--- Record set ---
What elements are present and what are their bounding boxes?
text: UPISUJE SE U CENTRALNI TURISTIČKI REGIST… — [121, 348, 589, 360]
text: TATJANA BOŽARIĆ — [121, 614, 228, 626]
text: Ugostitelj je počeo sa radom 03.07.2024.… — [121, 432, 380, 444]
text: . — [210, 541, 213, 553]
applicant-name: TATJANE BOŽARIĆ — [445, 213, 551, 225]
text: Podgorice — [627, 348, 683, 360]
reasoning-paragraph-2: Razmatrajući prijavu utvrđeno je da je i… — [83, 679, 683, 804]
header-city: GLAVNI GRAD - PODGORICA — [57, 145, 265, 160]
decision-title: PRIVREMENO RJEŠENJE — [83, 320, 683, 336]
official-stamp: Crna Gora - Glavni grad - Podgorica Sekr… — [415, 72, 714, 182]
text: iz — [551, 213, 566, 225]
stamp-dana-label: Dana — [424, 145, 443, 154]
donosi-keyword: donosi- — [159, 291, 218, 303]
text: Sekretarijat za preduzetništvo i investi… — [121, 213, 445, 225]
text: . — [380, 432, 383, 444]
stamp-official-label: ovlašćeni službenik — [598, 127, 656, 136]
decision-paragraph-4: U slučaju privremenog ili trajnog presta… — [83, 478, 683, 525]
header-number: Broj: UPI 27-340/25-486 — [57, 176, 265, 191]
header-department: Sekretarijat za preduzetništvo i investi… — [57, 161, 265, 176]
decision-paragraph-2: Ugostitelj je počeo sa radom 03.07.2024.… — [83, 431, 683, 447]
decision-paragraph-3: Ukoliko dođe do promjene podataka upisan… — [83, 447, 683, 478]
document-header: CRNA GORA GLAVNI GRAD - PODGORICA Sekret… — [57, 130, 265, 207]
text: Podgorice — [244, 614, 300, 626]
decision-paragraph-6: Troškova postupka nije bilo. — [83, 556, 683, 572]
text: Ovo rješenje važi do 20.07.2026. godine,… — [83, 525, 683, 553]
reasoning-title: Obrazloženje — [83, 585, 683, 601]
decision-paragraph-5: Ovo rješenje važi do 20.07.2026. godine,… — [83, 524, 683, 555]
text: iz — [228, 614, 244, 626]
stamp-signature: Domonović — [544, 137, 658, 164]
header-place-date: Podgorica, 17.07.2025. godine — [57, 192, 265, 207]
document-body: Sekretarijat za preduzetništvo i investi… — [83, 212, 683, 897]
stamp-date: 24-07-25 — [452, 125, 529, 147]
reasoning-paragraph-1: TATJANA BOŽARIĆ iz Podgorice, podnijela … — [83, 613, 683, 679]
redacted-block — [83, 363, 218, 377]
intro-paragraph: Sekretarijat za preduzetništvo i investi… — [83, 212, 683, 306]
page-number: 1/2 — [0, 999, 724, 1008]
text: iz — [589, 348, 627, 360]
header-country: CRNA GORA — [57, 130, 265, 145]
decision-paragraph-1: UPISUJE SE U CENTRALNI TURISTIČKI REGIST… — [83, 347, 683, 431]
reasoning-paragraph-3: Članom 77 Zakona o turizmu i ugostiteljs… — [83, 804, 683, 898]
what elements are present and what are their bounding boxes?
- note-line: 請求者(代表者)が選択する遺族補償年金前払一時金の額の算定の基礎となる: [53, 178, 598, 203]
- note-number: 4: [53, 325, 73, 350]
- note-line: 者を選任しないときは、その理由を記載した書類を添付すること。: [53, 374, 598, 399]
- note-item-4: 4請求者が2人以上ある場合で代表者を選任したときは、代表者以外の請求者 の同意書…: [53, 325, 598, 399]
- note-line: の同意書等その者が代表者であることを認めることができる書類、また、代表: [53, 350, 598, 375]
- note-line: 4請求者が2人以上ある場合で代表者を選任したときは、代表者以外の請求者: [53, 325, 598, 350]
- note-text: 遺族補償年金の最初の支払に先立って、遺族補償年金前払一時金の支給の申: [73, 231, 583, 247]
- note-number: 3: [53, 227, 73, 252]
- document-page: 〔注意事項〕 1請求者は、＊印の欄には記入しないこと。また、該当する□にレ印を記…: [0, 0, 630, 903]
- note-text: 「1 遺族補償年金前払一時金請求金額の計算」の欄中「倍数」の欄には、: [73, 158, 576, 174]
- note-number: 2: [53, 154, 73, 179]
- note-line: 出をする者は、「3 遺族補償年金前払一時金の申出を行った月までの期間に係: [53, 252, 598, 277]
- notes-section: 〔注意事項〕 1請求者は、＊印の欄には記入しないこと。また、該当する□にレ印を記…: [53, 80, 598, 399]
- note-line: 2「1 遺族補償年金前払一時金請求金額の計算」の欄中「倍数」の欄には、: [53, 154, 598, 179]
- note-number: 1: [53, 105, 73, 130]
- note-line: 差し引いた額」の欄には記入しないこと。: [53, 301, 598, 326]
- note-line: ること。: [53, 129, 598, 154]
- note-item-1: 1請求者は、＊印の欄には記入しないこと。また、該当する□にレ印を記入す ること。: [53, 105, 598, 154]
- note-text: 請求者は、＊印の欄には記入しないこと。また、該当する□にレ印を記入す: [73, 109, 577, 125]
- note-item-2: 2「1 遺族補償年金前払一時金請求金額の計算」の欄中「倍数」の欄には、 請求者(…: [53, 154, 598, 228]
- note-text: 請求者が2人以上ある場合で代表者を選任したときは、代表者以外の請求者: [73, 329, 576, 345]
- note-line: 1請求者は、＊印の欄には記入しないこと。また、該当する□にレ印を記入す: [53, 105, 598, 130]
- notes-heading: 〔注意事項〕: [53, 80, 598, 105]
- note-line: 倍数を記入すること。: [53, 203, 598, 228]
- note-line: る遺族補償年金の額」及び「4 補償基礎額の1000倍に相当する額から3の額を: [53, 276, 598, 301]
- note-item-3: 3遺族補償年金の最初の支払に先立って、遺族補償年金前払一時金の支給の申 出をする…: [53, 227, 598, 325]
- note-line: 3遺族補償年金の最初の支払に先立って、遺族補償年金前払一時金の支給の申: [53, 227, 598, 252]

--- Exercise details ---
Rewrite the listing above with "reasoning-title" changed to "section-title" and nothing else altered.

--- Exercise answer ---
What elements are present and what are their bounding boxes?
text: UPISUJE SE U CENTRALNI TURISTIČKI REGIST… — [121, 348, 589, 360]
text: TATJANA BOŽARIĆ — [121, 614, 228, 626]
text: Ugostitelj je počeo sa radom 03.07.2024.… — [121, 432, 380, 444]
text: . — [210, 541, 213, 553]
applicant-name: TATJANE BOŽARIĆ — [445, 213, 551, 225]
text: Podgorice — [627, 348, 683, 360]
reasoning-paragraph-2: Razmatrajući prijavu utvrđeno je da je i… — [83, 679, 683, 804]
header-city: GLAVNI GRAD - PODGORICA — [57, 145, 265, 160]
decision-title: PRIVREMENO RJEŠENJE — [83, 320, 683, 336]
official-stamp: Crna Gora - Glavni grad - Podgorica Sekr… — [415, 72, 714, 182]
text: iz — [551, 213, 566, 225]
stamp-dana-label: Dana — [424, 145, 443, 154]
donosi-keyword: donosi- — [159, 291, 218, 303]
text: Sekretarijat za preduzetništvo i investi… — [121, 213, 445, 225]
text: . — [380, 432, 383, 444]
stamp-official-label: ovlašćeni službenik — [598, 127, 656, 136]
decision-paragraph-4: U slučaju privremenog ili trajnog presta… — [83, 478, 683, 525]
header-number: Broj: UPI 27-340/25-486 — [57, 176, 265, 191]
header-department: Sekretarijat za preduzetništvo i investi… — [57, 161, 265, 176]
decision-paragraph-2: Ugostitelj je počeo sa radom 03.07.2024.… — [83, 431, 683, 447]
decision-paragraph-3: Ukoliko dođe do promjene podataka upisan… — [83, 447, 683, 478]
document-header: CRNA GORA GLAVNI GRAD - PODGORICA Sekret… — [57, 130, 265, 207]
text: Podgorice — [244, 614, 300, 626]
decision-paragraph-6: Troškova postupka nije bilo. — [83, 556, 683, 572]
text: Ovo rješenje važi do 20.07.2026. godine,… — [83, 525, 683, 553]
section-title: Obrazloženje — [83, 585, 683, 601]
decision-paragraph-5: Ovo rješenje važi do 20.07.2026. godine,… — [83, 524, 683, 555]
text: iz — [228, 614, 244, 626]
stamp-signature: Domonović — [544, 137, 658, 164]
header-place-date: Podgorica, 17.07.2025. godine — [57, 192, 265, 207]
document-body: Sekretarijat za preduzetništvo i investi… — [83, 212, 683, 897]
stamp-date: 24-07-25 — [452, 125, 529, 147]
reasoning-paragraph-1: TATJANA BOŽARIĆ iz Podgorice, podnijela … — [83, 613, 683, 679]
redacted-block — [83, 363, 218, 377]
intro-paragraph: Sekretarijat za preduzetništvo i investi… — [83, 212, 683, 306]
page-number: 1/2 — [0, 999, 724, 1008]
text: iz — [589, 348, 627, 360]
header-country: CRNA GORA — [57, 130, 265, 145]
decision-paragraph-1: UPISUJE SE U CENTRALNI TURISTIČKI REGIST… — [83, 347, 683, 431]
reasoning-paragraph-3: Članom 77 Zakona o turizmu i ugostiteljs… — [83, 804, 683, 898]
what elements are present and what are their bounding boxes?
- note-line: 請求者(代表者)が選択する遺族補償年金前払一時金の額の算定の基礎となる: [53, 178, 598, 203]
- note-number: 4: [53, 325, 73, 350]
- note-line: 者を選任しないときは、その理由を記載した書類を添付すること。: [53, 374, 598, 399]
- note-item-4: 4請求者が2人以上ある場合で代表者を選任したときは、代表者以外の請求者 の同意書…: [53, 325, 598, 399]
- note-line: の同意書等その者が代表者であることを認めることができる書類、また、代表: [53, 350, 598, 375]
- note-line: 4請求者が2人以上ある場合で代表者を選任したときは、代表者以外の請求者: [53, 325, 598, 350]
- note-text: 遺族補償年金の最初の支払に先立って、遺族補償年金前払一時金の支給の申: [73, 231, 583, 247]
- note-number: 3: [53, 227, 73, 252]
- document-page: 〔注意事項〕 1請求者は、＊印の欄には記入しないこと。また、該当する□にレ印を記…: [0, 0, 630, 903]
- note-text: 「1 遺族補償年金前払一時金請求金額の計算」の欄中「倍数」の欄には、: [73, 158, 576, 174]
- note-number: 2: [53, 154, 73, 179]
- note-line: 出をする者は、「3 遺族補償年金前払一時金の申出を行った月までの期間に係: [53, 252, 598, 277]
- notes-section: 〔注意事項〕 1請求者は、＊印の欄には記入しないこと。また、該当する□にレ印を記…: [53, 80, 598, 399]
- note-line: 2「1 遺族補償年金前払一時金請求金額の計算」の欄中「倍数」の欄には、: [53, 154, 598, 179]
- note-number: 1: [53, 105, 73, 130]
- note-line: 差し引いた額」の欄には記入しないこと。: [53, 301, 598, 326]
- note-line: ること。: [53, 129, 598, 154]
- note-item-1: 1請求者は、＊印の欄には記入しないこと。また、該当する□にレ印を記入す ること。: [53, 105, 598, 154]
- note-text: 請求者は、＊印の欄には記入しないこと。また、該当する□にレ印を記入す: [73, 109, 577, 125]
- note-item-2: 2「1 遺族補償年金前払一時金請求金額の計算」の欄中「倍数」の欄には、 請求者(…: [53, 154, 598, 228]
- note-text: 請求者が2人以上ある場合で代表者を選任したときは、代表者以外の請求者: [73, 329, 576, 345]
- note-line: 1請求者は、＊印の欄には記入しないこと。また、該当する□にレ印を記入す: [53, 105, 598, 130]
- notes-heading: 〔注意事項〕: [53, 80, 598, 105]
- note-line: 倍数を記入すること。: [53, 203, 598, 228]
- note-line: る遺族補償年金の額」及び「4 補償基礎額の1000倍に相当する額から3の額を: [53, 276, 598, 301]
- note-item-3: 3遺族補償年金の最初の支払に先立って、遺族補償年金前払一時金の支給の申 出をする…: [53, 227, 598, 325]
- note-line: 3遺族補償年金の最初の支払に先立って、遺族補償年金前払一時金の支給の申: [53, 227, 598, 252]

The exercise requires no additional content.